Given request 1: In the Christmas 2014 thread, Pumpkin5 offers something more after the opening greeting. Explain why, using what the post itself says.

Passage given:
# Merry Christmas 2014



## Troll Wizard (May 3, 2012)

_*To All My Friends, and New Ones too.......

"A Very Merry Christmas and a Very Happy New Year!"

*_


----------



## RoxyBlue (Oct 6, 2008)

Merry Christmas, all!


----------



## Pumpkin5 (Aug 8, 2010)

:jol:Merry Christmas Everyone! I hope your Christmas is merry and bright, and that your 2015 New Year brings all the Halloween magic that your little heart can stand. 









And for those of you who prefer more traditional....here's for you.








I love them BOTH!


----------



## bobzilla (Nov 13, 2008)

Merry Christmas to all, and to all a good night!


----------



## Hairazor (Mar 13, 2012)

Wishing you all a Blessed Christmas


----------



## Oaklawn Crematory (Oct 25, 2014)

_Merry Christmas !!!!!_


----------



## Zurgh (Dec 21, 2009)

Creepy Christmas!


----------



## Evil Queen (Mar 8, 2008)

Sending you all Love and Light.


----------



## elputas69 (Oct 27, 2014)

Merry Xmas Y'all!


----------



## Otaku (Dec 3, 2004)

...and to all a Good Night!

Best wishes...


----------



## Spooky1 (Aug 25, 2008)

Merry Christmas to all, from Skelly Claus!


----------



## Goblin (Jun 3, 2009)




----------



## DandyBrit (May 23, 2013)

Merry Crimbo, from us over here in the UK


----------



## Copchick (Apr 10, 2012)

I hope everyone has a merry Christmas, and safe traveling!


----------



## Hauntiholik (May 17, 2006)




----------



## PrettyGhoul (Oct 7, 2005)

* Merry Christmas Everyone. Wishing you all love, health and happiness!*


----------



## Death's Door (Mar 22, 2006)

Merry Christmas to the Hauntforum family. Hope everyone is enjoying the day.


----------



## STOLLOWEEN (Apr 13, 2008)

Merry Christmas everyone...may your day be filled with family, friends and loved ones...and papier mache, foam, great stuff, hot glue, monster mud and whatever else makes you happy. Enjoy!


----------



## Brad Green (Jul 29, 2004)

Merry Christmas to everyone here on the Forum!


----------

Raw data:
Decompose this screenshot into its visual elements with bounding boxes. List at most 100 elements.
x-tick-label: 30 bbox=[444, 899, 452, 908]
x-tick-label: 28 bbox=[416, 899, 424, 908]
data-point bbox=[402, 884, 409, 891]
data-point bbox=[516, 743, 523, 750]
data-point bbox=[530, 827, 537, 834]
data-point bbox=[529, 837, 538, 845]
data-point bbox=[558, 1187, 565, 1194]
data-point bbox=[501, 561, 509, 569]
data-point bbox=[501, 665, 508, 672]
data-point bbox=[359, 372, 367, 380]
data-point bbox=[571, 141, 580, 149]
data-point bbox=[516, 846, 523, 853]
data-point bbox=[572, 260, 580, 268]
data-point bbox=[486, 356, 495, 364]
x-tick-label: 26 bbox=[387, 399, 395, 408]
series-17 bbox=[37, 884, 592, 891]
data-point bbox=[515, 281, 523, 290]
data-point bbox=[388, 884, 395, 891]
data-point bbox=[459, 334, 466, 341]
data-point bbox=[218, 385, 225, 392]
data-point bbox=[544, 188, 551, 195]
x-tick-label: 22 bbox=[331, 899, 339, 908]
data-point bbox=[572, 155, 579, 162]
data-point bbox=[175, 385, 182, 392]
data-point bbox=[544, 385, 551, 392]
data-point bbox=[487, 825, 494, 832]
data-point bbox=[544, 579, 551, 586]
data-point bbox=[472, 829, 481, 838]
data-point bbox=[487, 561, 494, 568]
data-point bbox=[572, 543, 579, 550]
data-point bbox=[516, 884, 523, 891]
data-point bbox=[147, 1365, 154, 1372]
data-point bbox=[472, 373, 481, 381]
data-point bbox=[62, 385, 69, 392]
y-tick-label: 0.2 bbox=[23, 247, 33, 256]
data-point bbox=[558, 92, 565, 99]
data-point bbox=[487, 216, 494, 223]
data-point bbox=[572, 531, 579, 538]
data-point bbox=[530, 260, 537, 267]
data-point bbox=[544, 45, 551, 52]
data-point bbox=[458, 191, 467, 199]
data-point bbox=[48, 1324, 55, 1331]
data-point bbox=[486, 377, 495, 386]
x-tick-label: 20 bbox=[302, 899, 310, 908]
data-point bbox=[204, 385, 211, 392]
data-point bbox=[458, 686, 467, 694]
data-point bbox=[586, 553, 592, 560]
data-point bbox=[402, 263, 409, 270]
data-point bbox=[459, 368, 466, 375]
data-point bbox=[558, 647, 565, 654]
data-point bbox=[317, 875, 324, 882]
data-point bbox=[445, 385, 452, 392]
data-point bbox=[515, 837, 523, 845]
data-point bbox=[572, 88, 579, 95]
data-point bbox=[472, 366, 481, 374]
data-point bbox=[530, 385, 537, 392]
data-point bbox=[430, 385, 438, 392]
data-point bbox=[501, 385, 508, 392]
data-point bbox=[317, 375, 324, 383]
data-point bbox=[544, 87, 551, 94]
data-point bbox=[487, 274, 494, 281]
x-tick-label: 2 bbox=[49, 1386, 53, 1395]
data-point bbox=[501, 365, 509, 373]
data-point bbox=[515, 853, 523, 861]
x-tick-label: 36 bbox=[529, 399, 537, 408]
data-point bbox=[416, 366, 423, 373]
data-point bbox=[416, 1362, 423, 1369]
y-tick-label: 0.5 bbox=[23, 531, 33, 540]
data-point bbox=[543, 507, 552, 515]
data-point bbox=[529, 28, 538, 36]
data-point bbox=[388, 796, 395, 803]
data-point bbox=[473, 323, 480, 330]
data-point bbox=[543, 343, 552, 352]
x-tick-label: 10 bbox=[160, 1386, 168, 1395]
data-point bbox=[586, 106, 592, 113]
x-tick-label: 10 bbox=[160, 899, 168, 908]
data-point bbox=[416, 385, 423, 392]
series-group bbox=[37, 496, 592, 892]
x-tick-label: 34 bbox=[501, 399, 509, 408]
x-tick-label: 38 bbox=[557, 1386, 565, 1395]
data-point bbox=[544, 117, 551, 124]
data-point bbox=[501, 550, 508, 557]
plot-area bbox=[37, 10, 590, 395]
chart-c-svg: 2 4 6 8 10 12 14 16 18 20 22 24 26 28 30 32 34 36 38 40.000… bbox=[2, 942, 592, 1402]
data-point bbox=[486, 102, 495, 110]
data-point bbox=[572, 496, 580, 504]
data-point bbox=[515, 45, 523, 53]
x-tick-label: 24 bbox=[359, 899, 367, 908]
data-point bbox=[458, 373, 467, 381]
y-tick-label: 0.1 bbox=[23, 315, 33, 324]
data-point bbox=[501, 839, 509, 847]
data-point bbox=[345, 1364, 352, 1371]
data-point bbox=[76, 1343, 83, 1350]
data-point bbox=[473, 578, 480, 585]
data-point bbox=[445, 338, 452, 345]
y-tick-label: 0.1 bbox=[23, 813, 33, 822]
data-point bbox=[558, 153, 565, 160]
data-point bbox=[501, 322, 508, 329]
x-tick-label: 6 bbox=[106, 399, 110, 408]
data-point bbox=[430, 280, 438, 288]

Given request 2: Print the listing's lines from its very first line down to the line that holds "data-point bbox=[48, 1324, 55, 1331]", with both of those lines included.

Correct response 1: Pumpkin5 adds the second offering for members who prefer something more traditional. The first greeting had wished everyone a 2015 full of Halloween magic. The post then says Pumpkin5 loves them both.

Correct response 2:
Decompose this screenshot into its visual elements with bounding boxes. List at most 100 elements.
x-tick-label: 30 bbox=[444, 899, 452, 908]
x-tick-label: 28 bbox=[416, 899, 424, 908]
data-point bbox=[402, 884, 409, 891]
data-point bbox=[516, 743, 523, 750]
data-point bbox=[530, 827, 537, 834]
data-point bbox=[529, 837, 538, 845]
data-point bbox=[558, 1187, 565, 1194]
data-point bbox=[501, 561, 509, 569]
data-point bbox=[501, 665, 508, 672]
data-point bbox=[359, 372, 367, 380]
data-point bbox=[571, 141, 580, 149]
data-point bbox=[516, 846, 523, 853]
data-point bbox=[572, 260, 580, 268]
data-point bbox=[486, 356, 495, 364]
x-tick-label: 26 bbox=[387, 399, 395, 408]
series-17 bbox=[37, 884, 592, 891]
data-point bbox=[515, 281, 523, 290]
data-point bbox=[388, 884, 395, 891]
data-point bbox=[459, 334, 466, 341]
data-point bbox=[218, 385, 225, 392]
data-point bbox=[544, 188, 551, 195]
x-tick-label: 22 bbox=[331, 899, 339, 908]
data-point bbox=[572, 155, 579, 162]
data-point bbox=[175, 385, 182, 392]
data-point bbox=[544, 385, 551, 392]
data-point bbox=[487, 825, 494, 832]
data-point bbox=[544, 579, 551, 586]
data-point bbox=[472, 829, 481, 838]
data-point bbox=[487, 561, 494, 568]
data-point bbox=[572, 543, 579, 550]
data-point bbox=[516, 884, 523, 891]
data-point bbox=[147, 1365, 154, 1372]
data-point bbox=[472, 373, 481, 381]
data-point bbox=[62, 385, 69, 392]
y-tick-label: 0.2 bbox=[23, 247, 33, 256]
data-point bbox=[558, 92, 565, 99]
data-point bbox=[487, 216, 494, 223]
data-point bbox=[572, 531, 579, 538]
data-point bbox=[530, 260, 537, 267]
data-point bbox=[544, 45, 551, 52]
data-point bbox=[458, 191, 467, 199]
data-point bbox=[48, 1324, 55, 1331]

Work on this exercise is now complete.